• **DATA SHOWN**:
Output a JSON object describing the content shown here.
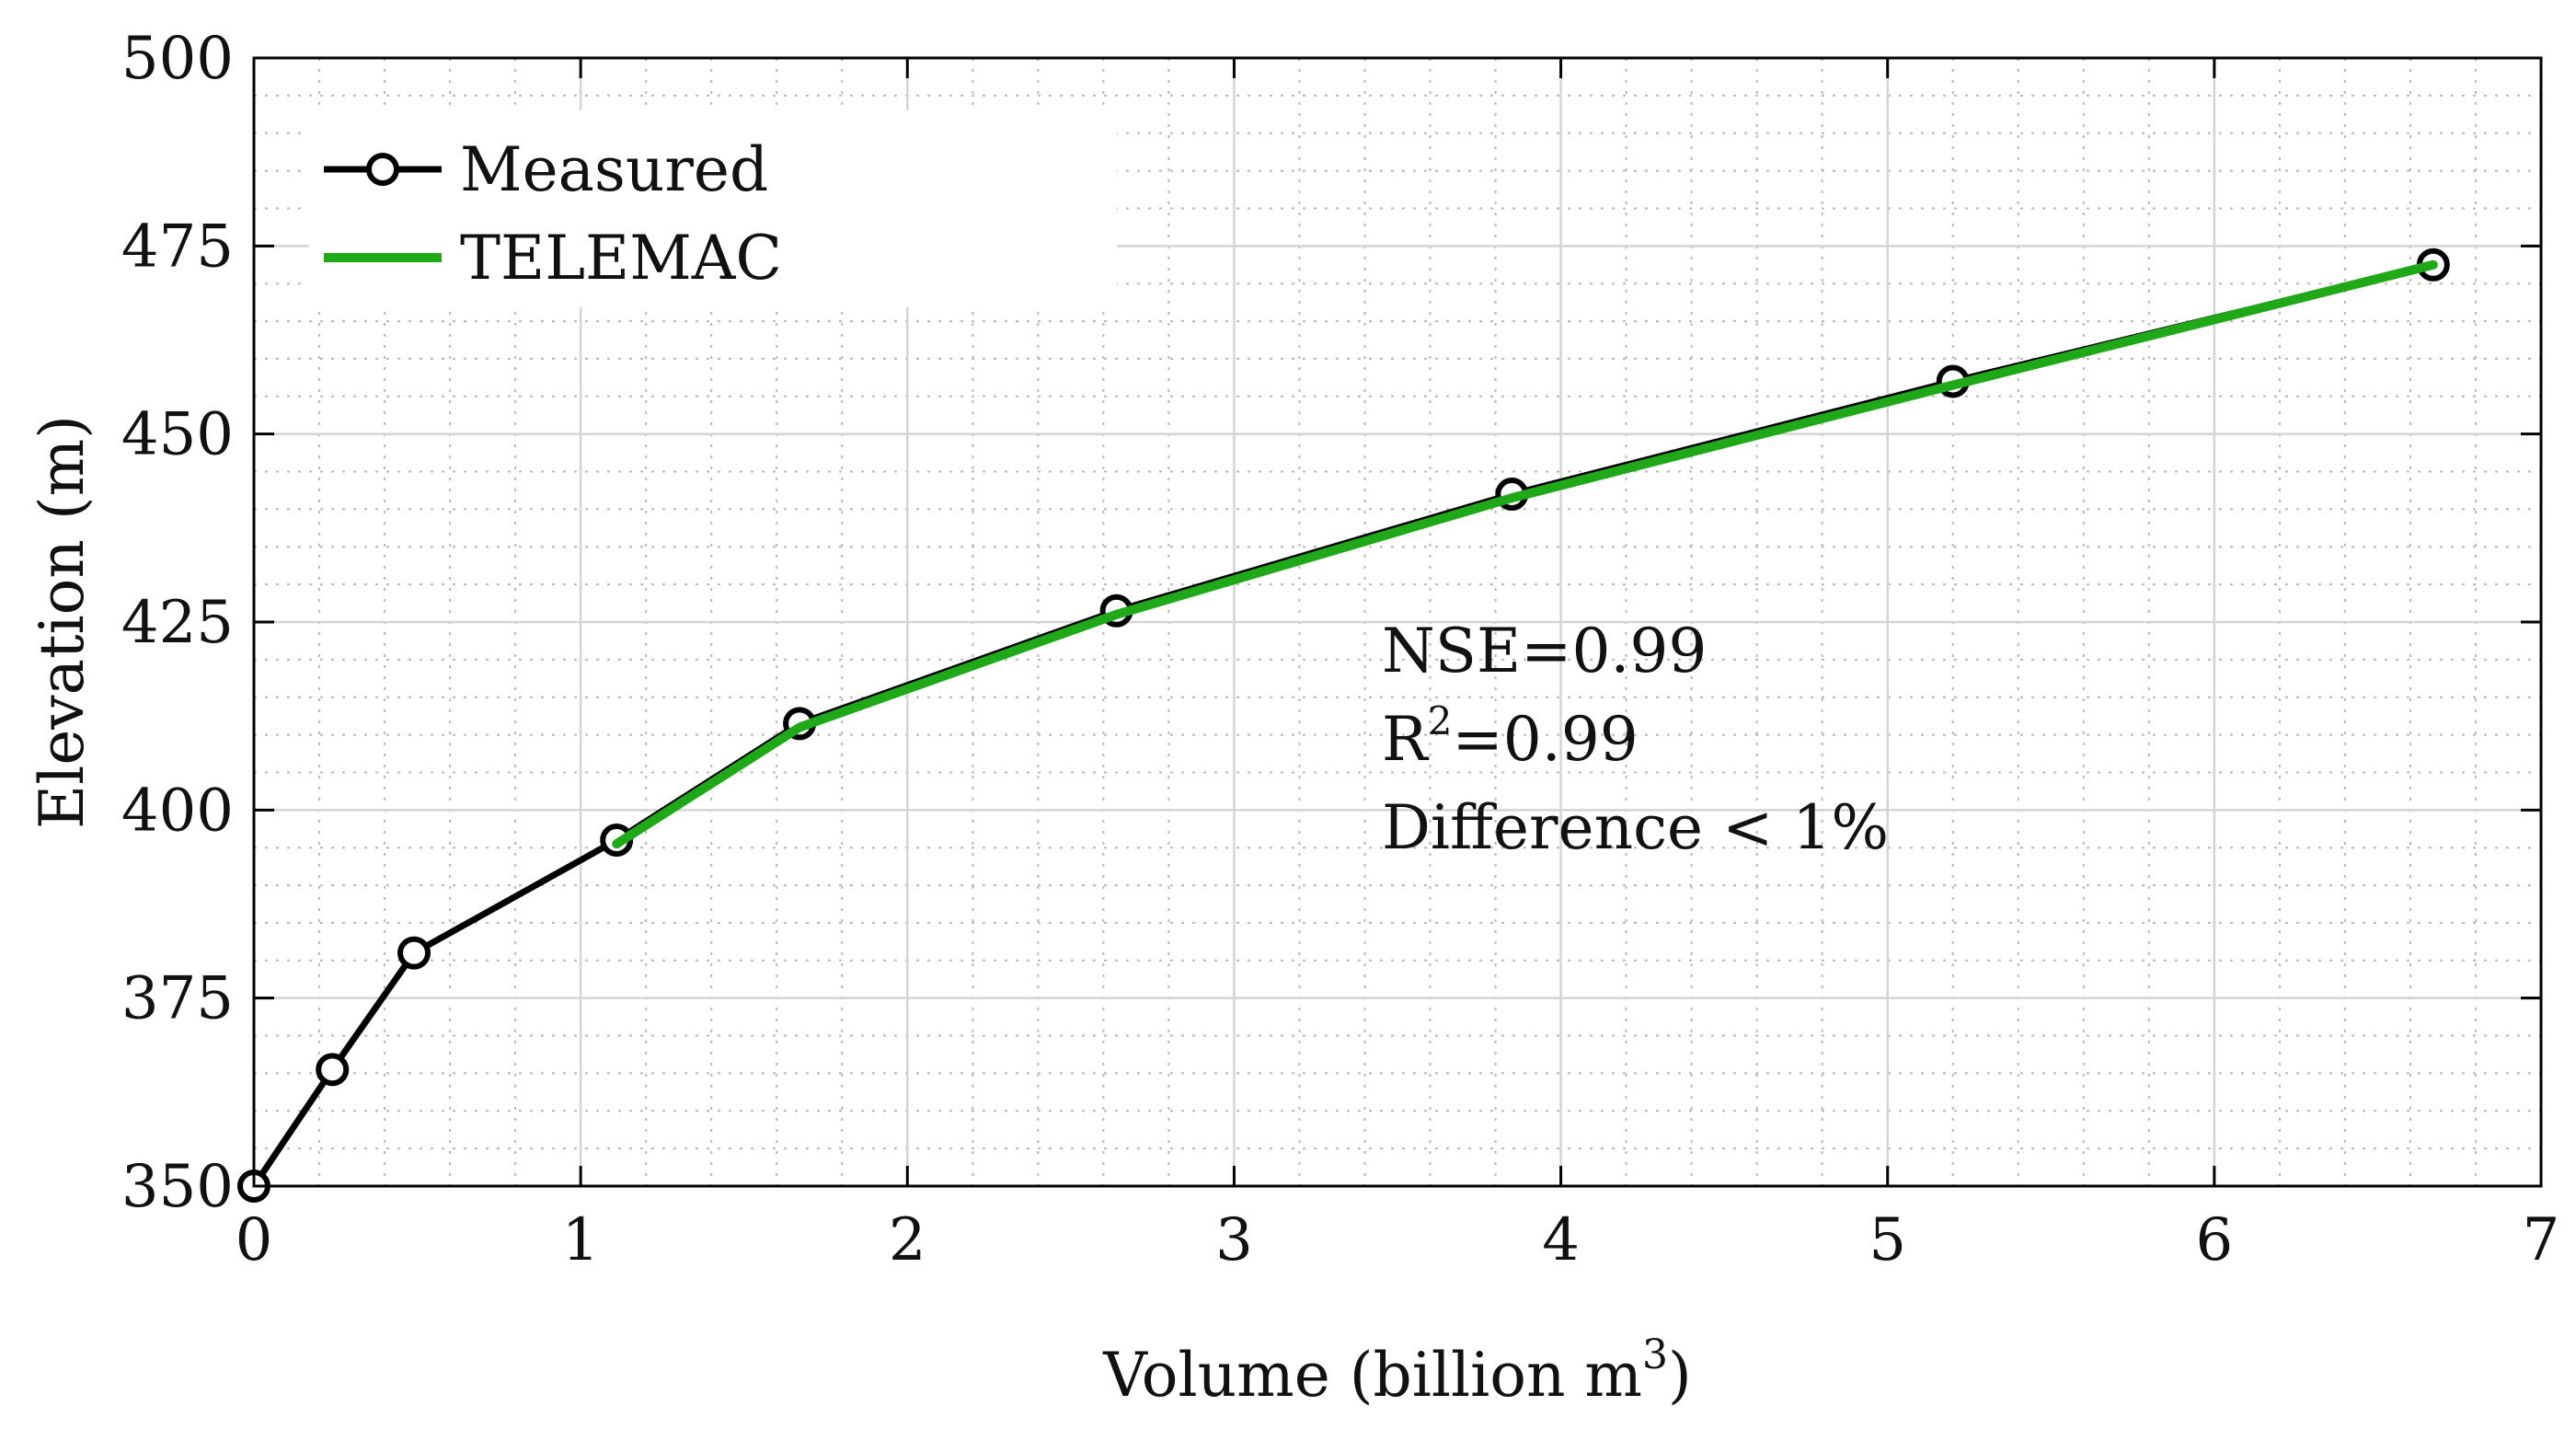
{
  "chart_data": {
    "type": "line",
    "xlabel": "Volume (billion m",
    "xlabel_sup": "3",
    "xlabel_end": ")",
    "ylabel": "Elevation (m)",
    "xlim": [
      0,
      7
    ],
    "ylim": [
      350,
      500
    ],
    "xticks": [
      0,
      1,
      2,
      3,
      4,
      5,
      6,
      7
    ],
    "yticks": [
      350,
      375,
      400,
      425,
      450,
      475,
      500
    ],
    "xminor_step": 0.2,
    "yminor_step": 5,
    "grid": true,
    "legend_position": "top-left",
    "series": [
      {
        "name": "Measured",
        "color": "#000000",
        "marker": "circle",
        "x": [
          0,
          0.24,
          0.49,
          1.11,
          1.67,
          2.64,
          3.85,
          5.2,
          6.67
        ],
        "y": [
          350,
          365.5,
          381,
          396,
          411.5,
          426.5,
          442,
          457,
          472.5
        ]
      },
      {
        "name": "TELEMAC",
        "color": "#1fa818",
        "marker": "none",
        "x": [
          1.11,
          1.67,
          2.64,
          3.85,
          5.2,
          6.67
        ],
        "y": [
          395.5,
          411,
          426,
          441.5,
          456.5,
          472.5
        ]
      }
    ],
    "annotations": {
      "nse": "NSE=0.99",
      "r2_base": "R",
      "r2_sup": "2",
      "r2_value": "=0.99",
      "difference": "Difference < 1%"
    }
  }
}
---
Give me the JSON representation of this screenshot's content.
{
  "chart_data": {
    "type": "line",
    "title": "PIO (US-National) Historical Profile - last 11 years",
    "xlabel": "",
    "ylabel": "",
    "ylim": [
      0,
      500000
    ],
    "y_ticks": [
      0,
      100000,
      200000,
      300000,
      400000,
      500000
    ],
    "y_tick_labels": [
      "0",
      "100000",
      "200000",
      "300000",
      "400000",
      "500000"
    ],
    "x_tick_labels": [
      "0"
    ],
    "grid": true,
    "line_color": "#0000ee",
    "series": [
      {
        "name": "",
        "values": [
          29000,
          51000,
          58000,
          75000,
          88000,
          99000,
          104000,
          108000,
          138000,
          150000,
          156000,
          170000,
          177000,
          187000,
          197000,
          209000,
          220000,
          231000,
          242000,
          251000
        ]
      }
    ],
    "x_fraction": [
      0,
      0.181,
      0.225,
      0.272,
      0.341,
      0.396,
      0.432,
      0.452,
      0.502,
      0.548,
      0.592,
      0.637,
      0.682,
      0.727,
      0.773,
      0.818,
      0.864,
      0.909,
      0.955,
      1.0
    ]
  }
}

• **WORK TO COMPLETE**:
From the data above, pick out each line containing "content" and copy it.

• **WORKED SOLUTION**:
Output a JSON object describing the content shown here.
Give me the JSON representation of this screenshot's content.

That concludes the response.